** Given records **
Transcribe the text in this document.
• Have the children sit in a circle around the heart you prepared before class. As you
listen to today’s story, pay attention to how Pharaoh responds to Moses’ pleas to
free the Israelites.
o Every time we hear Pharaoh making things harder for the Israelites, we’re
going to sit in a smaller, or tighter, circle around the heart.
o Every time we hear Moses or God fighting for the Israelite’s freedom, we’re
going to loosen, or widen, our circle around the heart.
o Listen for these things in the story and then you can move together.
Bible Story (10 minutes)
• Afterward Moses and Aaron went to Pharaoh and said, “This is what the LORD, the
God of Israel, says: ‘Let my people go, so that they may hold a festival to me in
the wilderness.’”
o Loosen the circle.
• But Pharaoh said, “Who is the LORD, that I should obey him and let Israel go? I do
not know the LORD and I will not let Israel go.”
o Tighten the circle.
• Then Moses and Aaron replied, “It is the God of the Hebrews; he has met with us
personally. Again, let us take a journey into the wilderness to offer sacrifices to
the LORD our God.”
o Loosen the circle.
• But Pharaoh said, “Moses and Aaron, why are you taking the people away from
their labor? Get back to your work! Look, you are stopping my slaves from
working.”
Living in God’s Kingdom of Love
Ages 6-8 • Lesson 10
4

** Task **
Each line of the listing should be copied exactly.

** Response **
Transcribe the text in this document.
• Have the children sit in a circle around the heart you prepared before class. As you
listen to today’s story, pay attention to how Pharaoh responds to Moses’ pleas to
free the Israelites.
o Every time we hear Pharaoh making things harder for the Israelites, we’re
going to sit in a smaller, or tighter, circle around the heart.
o Every time we hear Moses or God fighting for the Israelite’s freedom, we’re
going to loosen, or widen, our circle around the heart.
o Listen for these things in the story and then you can move together.
Bible Story (10 minutes)
• Afterward Moses and Aaron went to Pharaoh and said, “This is what the LORD, the
God of Israel, says: ‘Let my people go, so that they may hold a festival to me in
the wilderness.’”
o Loosen the circle.
• But Pharaoh said, “Who is the LORD, that I should obey him and let Israel go? I do
not know the LORD and I will not let Israel go.”
o Tighten the circle.
• Then Moses and Aaron replied, “It is the God of the Hebrews; he has met with us
personally. Again, let us take a journey into the wilderness to offer sacrifices to
the LORD our God.”
o Loosen the circle.
• But Pharaoh said, “Moses and Aaron, why are you taking the people away from
their labor? Get back to your work! Look, you are stopping my slaves from
working.”
Living in God’s Kingdom of Love
Ages 6-8 • Lesson 10
4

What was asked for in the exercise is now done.